[Data rows]

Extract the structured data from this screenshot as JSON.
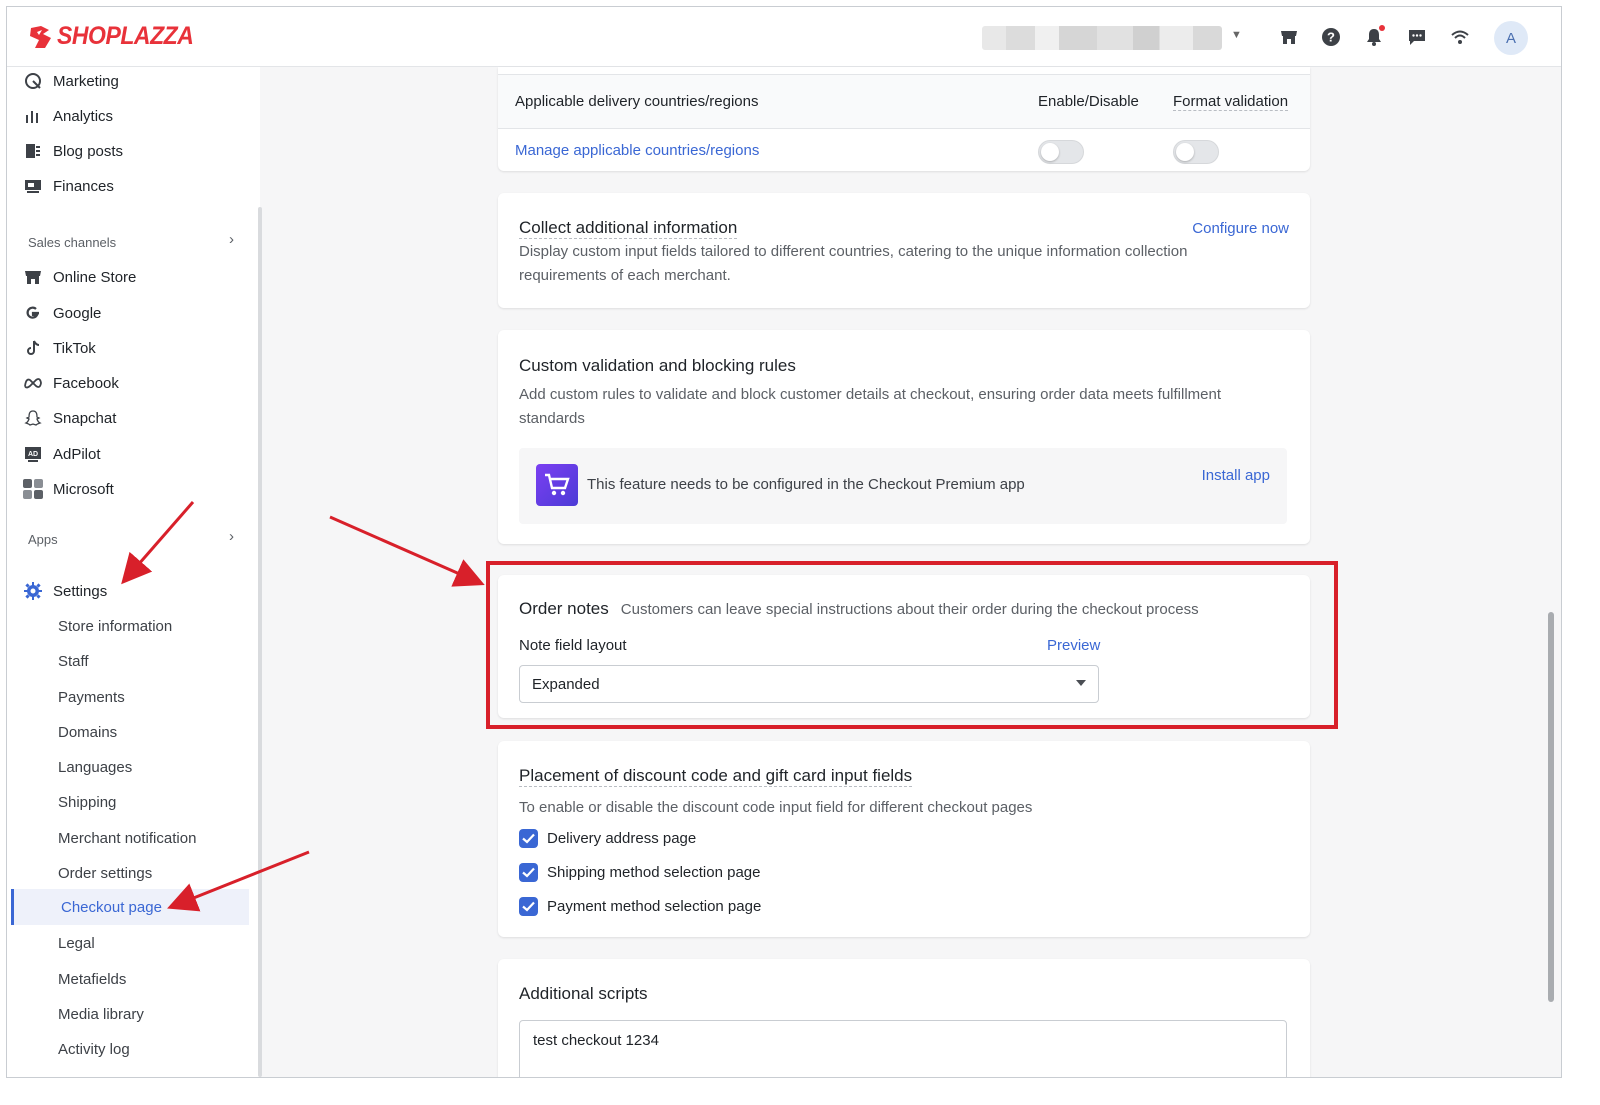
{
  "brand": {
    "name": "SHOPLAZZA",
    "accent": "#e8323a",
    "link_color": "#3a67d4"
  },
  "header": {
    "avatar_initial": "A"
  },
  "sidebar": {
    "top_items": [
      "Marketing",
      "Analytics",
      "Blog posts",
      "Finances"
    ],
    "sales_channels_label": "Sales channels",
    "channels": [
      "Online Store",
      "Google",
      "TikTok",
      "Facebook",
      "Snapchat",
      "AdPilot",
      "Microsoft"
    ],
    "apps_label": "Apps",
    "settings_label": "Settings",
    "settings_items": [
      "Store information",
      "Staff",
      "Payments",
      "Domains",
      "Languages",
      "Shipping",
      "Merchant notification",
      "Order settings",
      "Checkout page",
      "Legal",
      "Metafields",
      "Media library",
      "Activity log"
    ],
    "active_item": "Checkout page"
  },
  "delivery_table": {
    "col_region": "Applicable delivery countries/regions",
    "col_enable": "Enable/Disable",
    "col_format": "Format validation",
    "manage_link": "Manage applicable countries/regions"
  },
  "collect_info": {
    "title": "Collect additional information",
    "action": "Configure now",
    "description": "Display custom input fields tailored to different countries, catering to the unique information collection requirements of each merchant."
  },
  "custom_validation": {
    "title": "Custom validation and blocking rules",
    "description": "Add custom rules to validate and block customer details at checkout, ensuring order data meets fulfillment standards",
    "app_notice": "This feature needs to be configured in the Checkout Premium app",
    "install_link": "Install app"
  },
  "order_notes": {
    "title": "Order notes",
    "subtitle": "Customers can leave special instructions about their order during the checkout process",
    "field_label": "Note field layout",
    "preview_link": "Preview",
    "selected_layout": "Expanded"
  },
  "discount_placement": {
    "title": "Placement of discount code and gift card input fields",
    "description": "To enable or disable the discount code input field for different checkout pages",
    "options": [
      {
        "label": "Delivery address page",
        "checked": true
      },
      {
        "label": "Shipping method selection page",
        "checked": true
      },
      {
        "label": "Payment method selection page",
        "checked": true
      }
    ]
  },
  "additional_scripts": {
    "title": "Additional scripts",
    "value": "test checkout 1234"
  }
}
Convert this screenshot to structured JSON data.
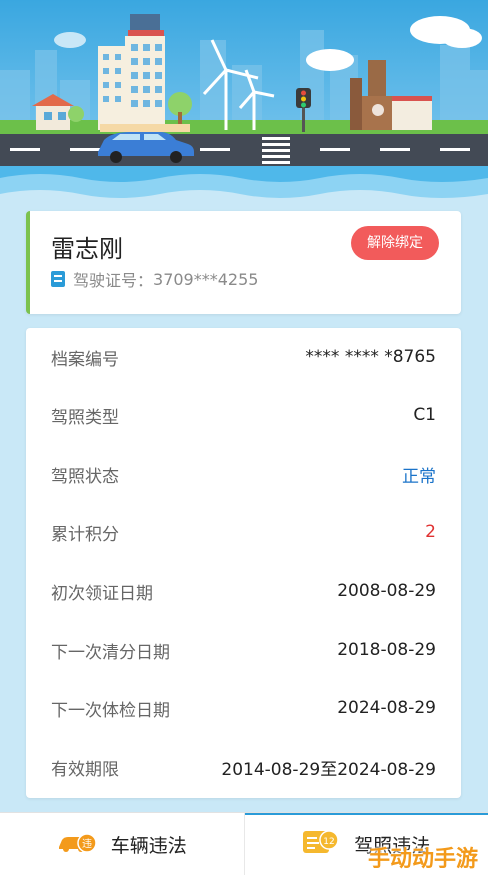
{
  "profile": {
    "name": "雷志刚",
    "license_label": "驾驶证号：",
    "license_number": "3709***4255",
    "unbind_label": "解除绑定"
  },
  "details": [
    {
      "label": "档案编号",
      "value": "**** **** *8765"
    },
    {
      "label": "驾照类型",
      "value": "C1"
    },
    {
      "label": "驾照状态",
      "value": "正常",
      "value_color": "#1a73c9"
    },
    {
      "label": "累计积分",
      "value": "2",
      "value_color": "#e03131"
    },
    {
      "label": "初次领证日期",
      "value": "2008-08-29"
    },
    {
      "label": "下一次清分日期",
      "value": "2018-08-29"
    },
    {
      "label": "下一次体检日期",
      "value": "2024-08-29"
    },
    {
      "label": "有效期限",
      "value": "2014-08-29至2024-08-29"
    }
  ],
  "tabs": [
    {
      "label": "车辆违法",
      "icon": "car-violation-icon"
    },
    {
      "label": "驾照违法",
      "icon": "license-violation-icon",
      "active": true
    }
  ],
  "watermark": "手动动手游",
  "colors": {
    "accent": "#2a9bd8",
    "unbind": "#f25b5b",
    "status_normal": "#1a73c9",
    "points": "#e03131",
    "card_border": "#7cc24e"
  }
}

[Exercise details]
Of the lines in this listing, report how many contain the string "different", and give the number only.

[Result]
2